Written task: Extract all lines containing "无线路由器和电脑".

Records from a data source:
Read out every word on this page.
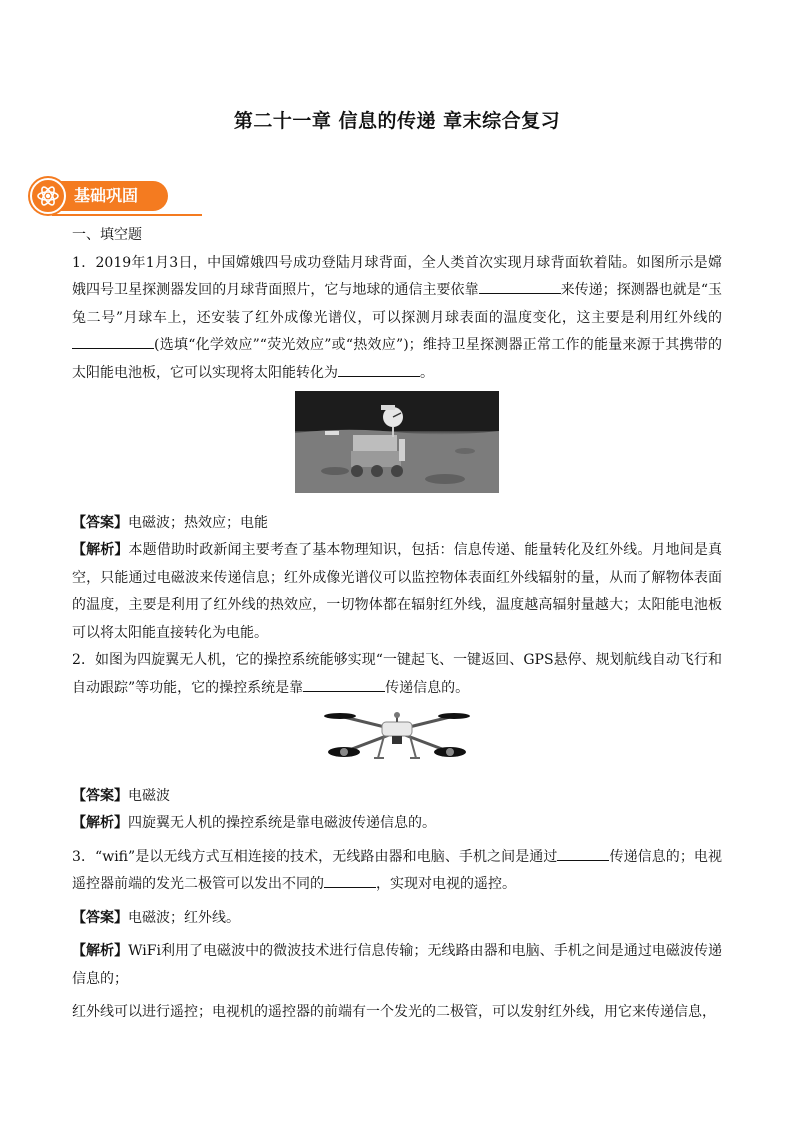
第二十一章 信息的传递 章末综合复习
基础巩固

一、填空题

1．2019年1月3日，中国嫦娥四号成功登陆月球背面，全人类首次实现月球背面软着陆。如图所示是嫦娥四号卫星探测器发回的月球背面照片，它与地球的通信主要依靠	来传递；探测器也就是“玉兔二号”月球车上，还安装了红外成像光谱仪，可以探测月球表面的温度变化，这主要是利用红外线的(选填“化学效应”“荧光效应”或“热效应”)；维持卫星探测器正常工作的能量来源于其携带的太阳能电池板，它可以实现将太阳能转化为	。

【答案】电磁波；热效应；电能

【解析】本题借助时政新闻主要考查了基本物理知识，包括：信息传递、能量转化及红外线。月地间是真空，只能通过电磁波来传递信息；红外成像光谱仪可以监控物体表面红外线辐射的量，从而了解物体表面的温度，主要是利用了红外线的热效应，一切物体都在辐射红外线，温度越高辐射量越大；太阳能电池板可以将太阳能直接转化为电能。

2．如图为四旋翼无人机，它的操控系统能够实现“一键起飞、一键返回、GPS悬停、规划航线自动飞行和自动跟踪”等功能，它的操控系统是靠	传递信息的。

【答案】电磁波

【解析】四旋翼无人机的操控系统是靠电磁波传递信息的。

3．“wifi”是以无线方式互相连接的技术，无线路由器和电脑、手机之间是通过	传递信息的；电视遥控器前端的发光二极管可以发出不同的	，实现对电视的遥控。

【答案】电磁波；红外线。

【解析】WiFi利用了电磁波中的微波技术进行信息传输；无线路由器和电脑、手机之间是通过电磁波传递信息的；

红外线可以进行遥控；电视机的遥控器的前端有一个发光的二极管，可以发射红外线，用它来传递信息，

The answer:
3．“wifi”是以无线方式互相连接的技术，无线路由器和电脑、手机之间是通过	传递信息的；电视遥控器前端的发光二极管可以发出不同的	，实现对电视的遥控。
【解析】WiFi利用了电磁波中的微波技术进行信息传输；无线路由器和电脑、手机之间是通过电磁波传递信息的；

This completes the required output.